Dataset rows:
━━━━━━━━━━━━━━━━

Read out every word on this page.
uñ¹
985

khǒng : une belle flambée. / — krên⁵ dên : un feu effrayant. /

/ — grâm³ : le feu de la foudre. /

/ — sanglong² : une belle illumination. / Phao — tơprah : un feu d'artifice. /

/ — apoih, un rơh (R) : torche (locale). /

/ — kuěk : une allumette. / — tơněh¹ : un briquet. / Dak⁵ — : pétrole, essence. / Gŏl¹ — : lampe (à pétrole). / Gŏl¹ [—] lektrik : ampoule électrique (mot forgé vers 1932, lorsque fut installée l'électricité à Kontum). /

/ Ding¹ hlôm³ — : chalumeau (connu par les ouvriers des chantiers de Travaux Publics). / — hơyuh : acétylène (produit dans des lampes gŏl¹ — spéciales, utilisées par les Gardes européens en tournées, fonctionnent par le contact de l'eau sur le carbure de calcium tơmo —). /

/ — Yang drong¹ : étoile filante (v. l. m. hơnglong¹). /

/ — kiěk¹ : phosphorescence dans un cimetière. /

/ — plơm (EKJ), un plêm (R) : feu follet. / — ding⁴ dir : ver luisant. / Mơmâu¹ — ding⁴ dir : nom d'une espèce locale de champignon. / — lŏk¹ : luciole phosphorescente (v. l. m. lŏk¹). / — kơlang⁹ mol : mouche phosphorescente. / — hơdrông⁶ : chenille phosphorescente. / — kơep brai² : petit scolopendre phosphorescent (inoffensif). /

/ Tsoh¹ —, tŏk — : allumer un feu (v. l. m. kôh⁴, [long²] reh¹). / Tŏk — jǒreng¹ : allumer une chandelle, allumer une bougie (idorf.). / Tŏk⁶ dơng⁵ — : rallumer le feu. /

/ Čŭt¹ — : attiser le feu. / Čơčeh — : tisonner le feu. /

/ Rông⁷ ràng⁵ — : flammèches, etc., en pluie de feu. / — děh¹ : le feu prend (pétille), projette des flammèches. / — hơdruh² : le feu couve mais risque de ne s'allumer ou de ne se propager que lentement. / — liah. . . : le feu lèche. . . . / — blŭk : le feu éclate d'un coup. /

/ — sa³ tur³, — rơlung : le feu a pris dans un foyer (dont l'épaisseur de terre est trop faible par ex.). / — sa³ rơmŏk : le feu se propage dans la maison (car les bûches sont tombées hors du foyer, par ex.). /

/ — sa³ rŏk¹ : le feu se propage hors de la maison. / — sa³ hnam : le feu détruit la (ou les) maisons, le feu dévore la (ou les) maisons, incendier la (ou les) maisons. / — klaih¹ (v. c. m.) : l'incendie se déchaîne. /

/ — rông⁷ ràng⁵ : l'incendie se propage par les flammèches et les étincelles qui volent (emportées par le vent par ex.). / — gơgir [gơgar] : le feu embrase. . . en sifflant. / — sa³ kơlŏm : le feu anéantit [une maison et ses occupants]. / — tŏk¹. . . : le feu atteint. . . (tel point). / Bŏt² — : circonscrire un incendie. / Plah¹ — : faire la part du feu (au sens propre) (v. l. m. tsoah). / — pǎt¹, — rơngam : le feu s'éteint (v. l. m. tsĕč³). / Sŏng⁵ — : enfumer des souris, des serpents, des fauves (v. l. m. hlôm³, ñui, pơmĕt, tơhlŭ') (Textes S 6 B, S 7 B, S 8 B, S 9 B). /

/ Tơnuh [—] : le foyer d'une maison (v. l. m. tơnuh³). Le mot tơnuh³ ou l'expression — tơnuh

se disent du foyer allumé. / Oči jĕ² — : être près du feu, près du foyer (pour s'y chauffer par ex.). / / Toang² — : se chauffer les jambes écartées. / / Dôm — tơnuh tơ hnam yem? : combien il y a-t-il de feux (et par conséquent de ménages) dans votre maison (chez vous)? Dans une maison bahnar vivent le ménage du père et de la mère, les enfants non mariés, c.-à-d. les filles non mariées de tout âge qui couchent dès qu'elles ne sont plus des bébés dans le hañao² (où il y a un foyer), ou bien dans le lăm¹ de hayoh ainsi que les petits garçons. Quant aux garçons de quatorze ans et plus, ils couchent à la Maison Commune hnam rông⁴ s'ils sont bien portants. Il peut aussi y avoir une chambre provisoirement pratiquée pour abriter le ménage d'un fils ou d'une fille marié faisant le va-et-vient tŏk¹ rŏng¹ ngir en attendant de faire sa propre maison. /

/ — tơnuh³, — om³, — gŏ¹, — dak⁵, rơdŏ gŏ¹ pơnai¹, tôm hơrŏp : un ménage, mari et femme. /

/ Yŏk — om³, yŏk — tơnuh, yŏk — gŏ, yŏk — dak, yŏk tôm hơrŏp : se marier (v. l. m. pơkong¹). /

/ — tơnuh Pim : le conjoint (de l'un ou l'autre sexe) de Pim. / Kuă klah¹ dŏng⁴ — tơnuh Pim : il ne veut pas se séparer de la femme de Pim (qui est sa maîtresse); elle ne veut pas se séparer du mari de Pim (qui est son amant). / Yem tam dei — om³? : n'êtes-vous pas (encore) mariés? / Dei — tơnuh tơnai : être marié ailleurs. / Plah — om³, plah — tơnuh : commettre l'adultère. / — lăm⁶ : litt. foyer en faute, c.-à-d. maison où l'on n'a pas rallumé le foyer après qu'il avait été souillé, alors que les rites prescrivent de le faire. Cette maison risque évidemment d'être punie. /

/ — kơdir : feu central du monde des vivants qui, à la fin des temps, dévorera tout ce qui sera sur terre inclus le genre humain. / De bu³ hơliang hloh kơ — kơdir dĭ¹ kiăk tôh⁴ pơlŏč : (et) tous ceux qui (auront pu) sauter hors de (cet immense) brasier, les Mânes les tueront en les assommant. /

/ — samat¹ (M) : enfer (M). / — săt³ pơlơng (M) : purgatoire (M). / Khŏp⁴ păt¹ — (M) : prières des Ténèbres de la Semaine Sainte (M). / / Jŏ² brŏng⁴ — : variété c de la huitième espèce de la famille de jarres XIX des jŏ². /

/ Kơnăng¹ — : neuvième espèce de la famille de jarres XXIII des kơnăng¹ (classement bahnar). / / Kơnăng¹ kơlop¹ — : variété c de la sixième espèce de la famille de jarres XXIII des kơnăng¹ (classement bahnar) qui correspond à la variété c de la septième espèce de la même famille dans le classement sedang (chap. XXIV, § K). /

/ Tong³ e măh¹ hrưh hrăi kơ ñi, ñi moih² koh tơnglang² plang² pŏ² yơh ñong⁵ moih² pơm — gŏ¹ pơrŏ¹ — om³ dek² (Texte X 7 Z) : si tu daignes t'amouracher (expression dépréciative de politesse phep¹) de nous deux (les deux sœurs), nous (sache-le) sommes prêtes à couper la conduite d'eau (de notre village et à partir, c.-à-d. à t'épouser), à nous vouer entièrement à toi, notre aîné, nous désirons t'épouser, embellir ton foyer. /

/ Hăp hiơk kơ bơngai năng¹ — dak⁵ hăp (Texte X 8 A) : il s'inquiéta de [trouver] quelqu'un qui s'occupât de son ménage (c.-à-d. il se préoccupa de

━━━━━━━━━━━━━━━━

Each line of the material above must be retyped precisely.

Read out every word on this page.
uñ¹
985

khǒng : une belle flambée. / — krên⁵ dên : un feu effrayant. /

/ — grâm³ : le feu de la foudre. /

/ — sanglong² : une belle illumination. / Phao — tơprah : un feu d'artifice. /

/ — apoih, un rơh (R) : torche (locale). /

/ — kuěk : une allumette. / — tơněh¹ : un briquet. / Dak⁵ — : pétrole, essence. / Gŏl¹ — : lampe (à pétrole). / Gŏl¹ [—] lektrik : ampoule électrique (mot forgé vers 1932, lorsque fut installée l'électricité à Kontum). /

/ Ding¹ hlôm³ — : chalumeau (connu par les ouvriers des chantiers de Travaux Publics). / — hơyuh : acétylène (produit dans des lampes gŏl¹ — spéciales, utilisées par les Gardes européens en tournées, fonctionnent par le contact de l'eau sur le carbure de calcium tơmo —). /

/ — Yang drong¹ : étoile filante (v. l. m. hơnglong¹). /

/ — kiěk¹ : phosphorescence dans un cimetière. /

/ — plơm (EKJ), un plêm (R) : feu follet. / — ding⁴ dir : ver luisant. / Mơmâu¹ — ding⁴ dir : nom d'une espèce locale de champignon. / — lŏk¹ : luciole phosphorescente (v. l. m. lŏk¹). / — kơlang⁹ mol : mouche phosphorescente. / — hơdrông⁶ : chenille phosphorescente. / — kơep brai² : petit scolopendre phosphorescent (inoffensif). /

/ Tsoh¹ —, tŏk — : allumer un feu (v. l. m. kôh⁴, [long²] reh¹). / Tŏk — jǒreng¹ : allumer une chandelle, allumer une bougie (idorf.). / Tŏk⁶ dơng⁵ — : rallumer le feu. /

/ Čŭt¹ — : attiser le feu. / Čơčeh — : tisonner le feu. /

/ Rông⁷ ràng⁵ — : flammèches, etc., en pluie de feu. / — děh¹ : le feu prend (pétille), projette des flammèches. / — hơdruh² : le feu couve mais risque de ne s'allumer ou de ne se propager que lentement. / — liah. . . : le feu lèche. . . . / — blŭk : le feu éclate d'un coup. /

/ — sa³ tur³, — rơlung : le feu a pris dans un foyer (dont l'épaisseur de terre est trop faible par ex.). / — sa³ rơmŏk : le feu se propage dans la maison (car les bûches sont tombées hors du foyer, par ex.). /

/ — sa³ rŏk¹ : le feu se propage hors de la maison. / — sa³ hnam : le feu détruit la (ou les) maisons, le feu dévore la (ou les) maisons, incendier la (ou les) maisons. / — klaih¹ (v. c. m.) : l'incendie se déchaîne. /

/ — rông⁷ ràng⁵ : l'incendie se propage par les flammèches et les étincelles qui volent (emportées par le vent par ex.). / — gơgir [gơgar] : le feu embrase. . . en sifflant. / — sa³ kơlŏm : le feu anéantit [une maison et ses occupants]. / — tŏk¹. . . : le feu atteint. . . (tel point). / Bŏt² — : circonscrire un incendie. / Plah¹ — : faire la part du feu (au sens propre) (v. l. m. tsoah). / — pǎt¹, — rơngam : le feu s'éteint (v. l. m. tsĕč³). / Sŏng⁵ — : enfumer des souris, des serpents, des fauves (v. l. m. hlôm³, ñui, pơmĕt, tơhlŭ') (Textes S 6 B, S 7 B, S 8 B, S 9 B). /

/ Tơnuh [—] : le foyer d'une maison (v. l. m. tơnuh³). Le mot tơnuh³ ou l'expression — tơnuh

se disent du foyer allumé. / Oči jĕ² — : être près du feu, près du foyer (pour s'y chauffer par ex.). / / Toang² — : se chauffer les jambes écartées. / / Dôm — tơnuh tơ hnam yem? : combien il y a-t-il de feux (et par conséquent de ménages) dans votre maison (chez vous)? Dans une maison bahnar vivent le ménage du père et de la mère, les enfants non mariés, c.-à-d. les filles non mariées de tout âge qui couchent dès qu'elles ne sont plus des bébés dans le hañao² (où il y a un foyer), ou bien dans le lăm¹ de hayoh ainsi que les petits garçons. Quant aux garçons de quatorze ans et plus, ils couchent à la Maison Commune hnam rông⁴ s'ils sont bien portants. Il peut aussi y avoir une chambre provisoirement pratiquée pour abriter le ménage d'un fils ou d'une fille marié faisant le va-et-vient tŏk¹ rŏng¹ ngir en attendant de faire sa propre maison. /

/ — tơnuh³, — om³, — gŏ¹, — dak⁵, rơdŏ gŏ¹ pơnai¹, tôm hơrŏp : un ménage, mari et femme. /

/ Yŏk — om³, yŏk — tơnuh, yŏk — gŏ, yŏk — dak, yŏk tôm hơrŏp : se marier (v. l. m. pơkong¹). /

/ — tơnuh Pim : le conjoint (de l'un ou l'autre sexe) de Pim. / Kuă klah¹ dŏng⁴ — tơnuh Pim : il ne veut pas se séparer de la femme de Pim (qui est sa maîtresse); elle ne veut pas se séparer du mari de Pim (qui est son amant). / Yem tam dei — om³? : n'êtes-vous pas (encore) mariés? / Dei — tơnuh tơnai : être marié ailleurs. / Plah — om³, plah — tơnuh : commettre l'adultère. / — lăm⁶ : litt. foyer en faute, c.-à-d. maison où l'on n'a pas rallumé le foyer après qu'il avait été souillé, alors que les rites prescrivent de le faire. Cette maison risque évidemment d'être punie. /

/ — kơdir : feu central du monde des vivants qui, à la fin des temps, dévorera tout ce qui sera sur terre inclus le genre humain. / De bu³ hơliang hloh kơ — kơdir dĭ¹ kiăk tôh⁴ pơlŏč : (et) tous ceux qui (auront pu) sauter hors de (cet immense) brasier, les Mânes les tueront en les assommant. /

/ — samat¹ (M) : enfer (M). / — săt³ pơlơng (M) : purgatoire (M). / Khŏp⁴ păt¹ — (M) : prières des Ténèbres de la Semaine Sainte (M). / / Jŏ² brŏng⁴ — : variété c de la huitième espèce de la famille de jarres XIX des jŏ². /

/ Kơnăng¹ — : neuvième espèce de la famille de jarres XXIII des kơnăng¹ (classement bahnar). / / Kơnăng¹ kơlop¹ — : variété c de la sixième espèce de la famille de jarres XXIII des kơnăng¹ (classement bahnar) qui correspond à la variété c de la septième espèce de la même famille dans le classement sedang (chap. XXIV, § K). /

/ Tong³ e măh¹ hrưh hrăi kơ ñi, ñi moih² koh tơnglang² plang² pŏ² yơh ñong⁵ moih² pơm — gŏ¹ pơrŏ¹ — om³ dek² (Texte X 7 Z) : si tu daignes t'amouracher (expression dépréciative de politesse phep¹) de nous deux (les deux sœurs), nous (sache-le) sommes prêtes à couper la conduite d'eau (de notre village et à partir, c.-à-d. à t'épouser), à nous vouer entièrement à toi, notre aîné, nous désirons t'épouser, embellir ton foyer. /

/ Hăp hiơk kơ bơngai năng¹ — dak⁵ hăp (Texte X 8 A) : il s'inquiéta de [trouver] quelqu'un qui s'occupât de son ménage (c.-à-d. il se préoccupa de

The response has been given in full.